Your task: Below are some records. Count the lines with "data" in them and give nothing but the total.
#####
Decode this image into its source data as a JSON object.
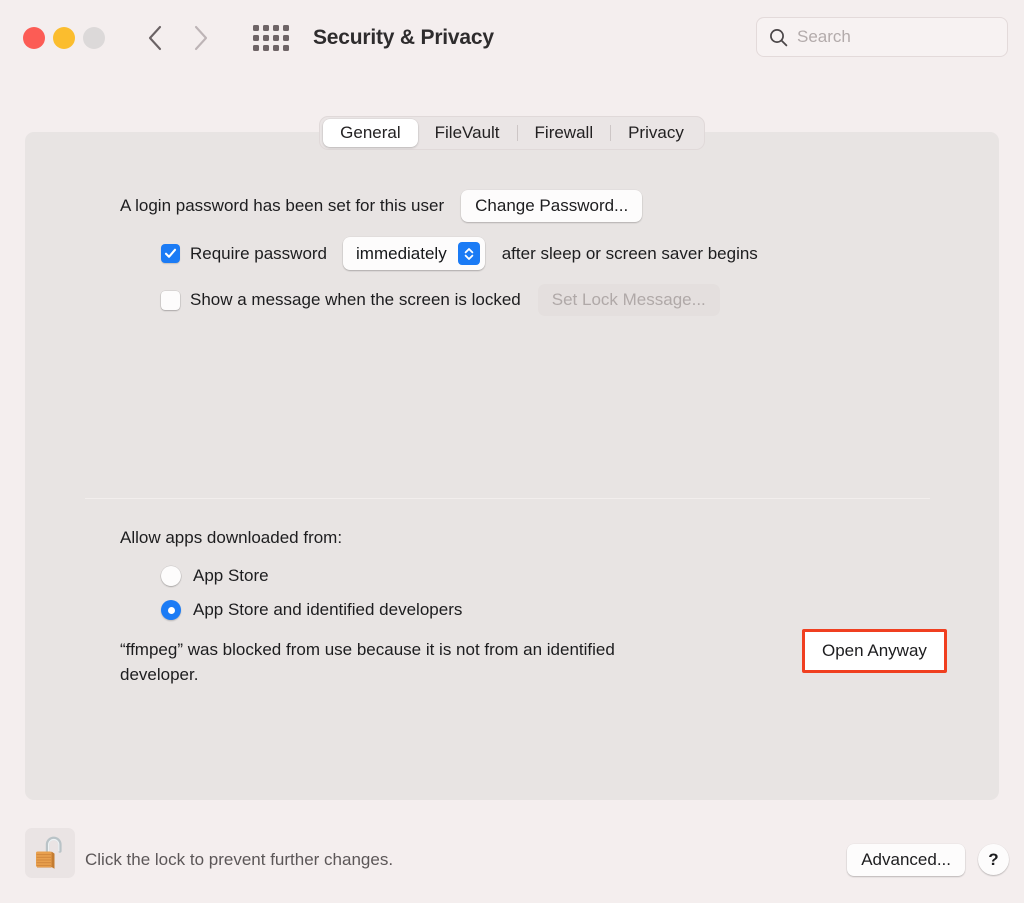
{
  "window": {
    "title": "Security & Privacy",
    "traffic_lights": [
      {
        "name": "close",
        "color": "#fc5c55"
      },
      {
        "name": "minimize",
        "color": "#fbbd2e"
      },
      {
        "name": "zoom",
        "color": "#dcd9d9"
      }
    ],
    "nav": {
      "back_icon": "chevron-left-icon",
      "forward_icon": "chevron-right-icon"
    },
    "grid_icon": "show-all-grid-icon"
  },
  "search": {
    "icon": "search-icon",
    "placeholder": "Search",
    "value": ""
  },
  "tabs": [
    {
      "label": "General",
      "selected": true
    },
    {
      "label": "FileVault",
      "selected": false
    },
    {
      "label": "Firewall",
      "selected": false
    },
    {
      "label": "Privacy",
      "selected": false
    }
  ],
  "general": {
    "login_password_text": "A login password has been set for this user",
    "change_password_label": "Change Password...",
    "require_password": {
      "checked": true,
      "label": "Require password",
      "delay_value": "immediately",
      "suffix": "after sleep or screen saver begins"
    },
    "lock_message": {
      "checked": false,
      "label": "Show a message when the screen is locked",
      "button_label": "Set Lock Message...",
      "button_disabled": true
    }
  },
  "gatekeeper": {
    "heading": "Allow apps downloaded from:",
    "options": [
      {
        "label": "App Store",
        "selected": false
      },
      {
        "label": "App Store and identified developers",
        "selected": true
      }
    ],
    "blocked_message": "“ffmpeg” was blocked from use because it is not from an identified developer.",
    "open_anyway_label": "Open Anyway",
    "highlight_color": "#f03f20"
  },
  "footer": {
    "lock_icon": "unlocked-padlock-icon",
    "lock_note": "Click the lock to prevent further changes.",
    "advanced_label": "Advanced...",
    "help_label": "?"
  },
  "colors": {
    "accent": "#1b7bf5",
    "window_bg": "#f4eeee",
    "panel_bg": "#e8e4e3"
  }
}
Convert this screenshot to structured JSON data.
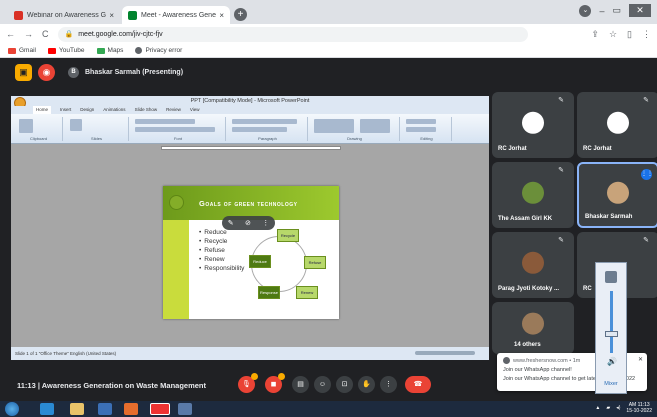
{
  "browser": {
    "tabs": [
      {
        "title": "Webinar on Awareness Generati",
        "color": "#d93025"
      },
      {
        "title": "Meet - Awareness Generatio",
        "color": "#00832d"
      }
    ],
    "new_tab": "+",
    "window_buttons": {
      "minimize": "‒",
      "maximize": "▭",
      "close": "✕"
    },
    "url": "meet.google.com/jiv-cjtc-fjv",
    "bookmarks": [
      {
        "label": "Gmail",
        "color": "#ea4335"
      },
      {
        "label": "YouTube",
        "color": "#ff0000"
      },
      {
        "label": "Maps",
        "color": "#34a853"
      },
      {
        "label": "Privacy error",
        "color": "#5f6368"
      }
    ]
  },
  "meet_top": {
    "presenter_label": "Bhaskar Sarmah (Presenting)"
  },
  "ppt": {
    "window_title": "PPT [Compatibility Mode] - Microsoft PowerPoint",
    "tabs": [
      "Home",
      "Insert",
      "Design",
      "Animations",
      "Slide Show",
      "Review",
      "View"
    ],
    "ribbon_groups": [
      "Clipboard",
      "Slides",
      "Font",
      "Paragraph",
      "Drawing",
      "Editing"
    ],
    "status_text": "Slide 1 of 1    \"Office Theme\"    English (United States)"
  },
  "slide": {
    "title": "Goals of green technology",
    "bullets": [
      "Reduce",
      "Recycle",
      "Refuse",
      "Renew",
      "Responsibility"
    ],
    "cycle_nodes": {
      "recycle": "Recycle",
      "refuse": "Refuse",
      "renew": "Renew",
      "response": "Response",
      "reduce": "Reduce"
    }
  },
  "participants": [
    {
      "name": "RC Jorhat",
      "avatar_color": "#ffffff"
    },
    {
      "name": "RC Jorhat",
      "avatar_color": "#ffffff"
    },
    {
      "name": "The Assam Girl KK",
      "avatar_color": "#6b8f3a"
    },
    {
      "name": "Bhaskar Sarmah",
      "avatar_color": "#c8a37a"
    },
    {
      "name": "Parag Jyoti Kotoky ...",
      "avatar_color": "#8a5a3a"
    },
    {
      "name": "RC",
      "avatar_color": "#5f6368"
    },
    {
      "name": "14 others",
      "avatar_color": "#9a7a5a"
    }
  ],
  "meeting": {
    "time": "11:13",
    "title": "Awareness Generation on Waste Management"
  },
  "notification": {
    "source": "www.freshersnow.com • 1m",
    "line1": "Join our WhatsApp channel!",
    "line2": "Join our WhatsApp channel to get latest updates 2022"
  },
  "mixer": {
    "label": "Mixer",
    "level": 0.3
  },
  "taskbar": {
    "time": "AM 11:13",
    "date": "15-10-2022"
  }
}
#####
Solution for this task: 2